Directions for this task. Repeat each line of the material below exactly as it appears, minus any pictures.

Exercise inputs.
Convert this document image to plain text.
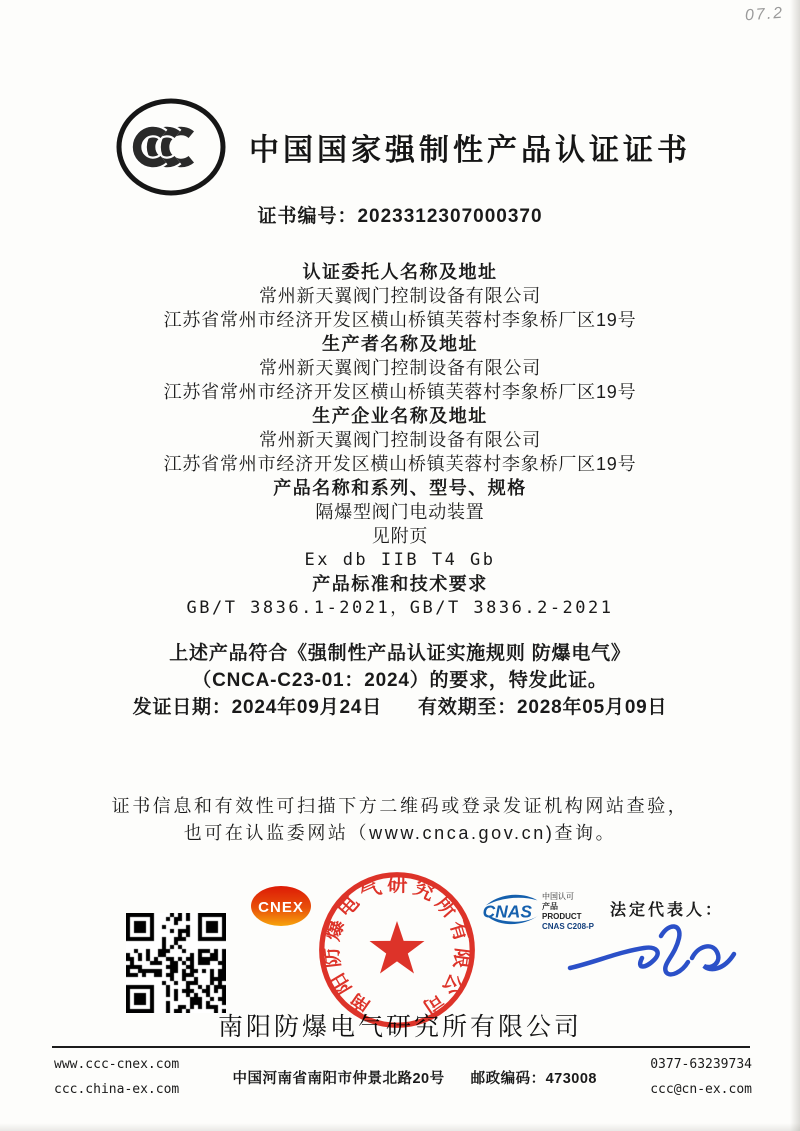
07.2
中国国家强制性产品认证证书
证书编号：2023312307000370
认证委托人名称及地址
常州新天翼阀门控制设备有限公司
江苏省常州市经济开发区横山桥镇芙蓉村李象桥厂区19号
生产者名称及地址
常州新天翼阀门控制设备有限公司
江苏省常州市经济开发区横山桥镇芙蓉村李象桥厂区19号
生产企业名称及地址
常州新天翼阀门控制设备有限公司
江苏省常州市经济开发区横山桥镇芙蓉村李象桥厂区19号
产品名称和系列、型号、规格
隔爆型阀门电动装置
见附页
Ex db IIB T4 Gb
产品标准和技术要求
GB/T 3836.1-2021，GB/T 3836.2-2021
上述产品符合《强制性产品认证实施规则 防爆电气》
（CNCA-C23-01：2024）的要求，特发此证。
发证日期：2024年09月24日 有效期至：2028年05月09日
证书信息和有效性可扫描下方二维码或登录发证机构网站查验，
也可在认监委网站（www.cnca.gov.cn)查询。
CNEX
南阳防爆电气研究所有限公司
CNAS
中国认可
产品
PRODUCT
CNAS C208-P
法定代表人：
南阳防爆电气研究所有限公司
www.ccc-cnex.com
ccc.china-ex.com
中国河南省南阳市仲景北路20号 邮政编码：473008
0377-63239734
ccc@cn-ex.com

Final answer.
Convert this document image to plain text.
07.2
中国国家强制性产品认证证书
证书编号：2023312307000370
认证委托人名称及地址
常州新天翼阀门控制设备有限公司
江苏省常州市经济开发区横山桥镇芙蓉村李象桥厂区19号
生产者名称及地址
常州新天翼阀门控制设备有限公司
江苏省常州市经济开发区横山桥镇芙蓉村李象桥厂区19号
生产企业名称及地址
常州新天翼阀门控制设备有限公司
江苏省常州市经济开发区横山桥镇芙蓉村李象桥厂区19号
产品名称和系列、型号、规格
隔爆型阀门电动装置
见附页
Ex db IIB T4 Gb
产品标准和技术要求
GB/T 3836.1-2021，GB/T 3836.2-2021
上述产品符合《强制性产品认证实施规则 防爆电气》
（CNCA-C23-01：2024）的要求，特发此证。
发证日期：2024年09月24日 有效期至：2028年05月09日
证书信息和有效性可扫描下方二维码或登录发证机构网站查验，
也可在认监委网站（www.cnca.gov.cn)查询。
CNEX
南阳防爆电气研究所有限公司
CNAS
中国认可
产品
PRODUCT
CNAS C208-P
法定代表人：
南阳防爆电气研究所有限公司
www.ccc-cnex.com
ccc.china-ex.com
中国河南省南阳市仲景北路20号 邮政编码：473008
0377-63239734
ccc@cn-ex.com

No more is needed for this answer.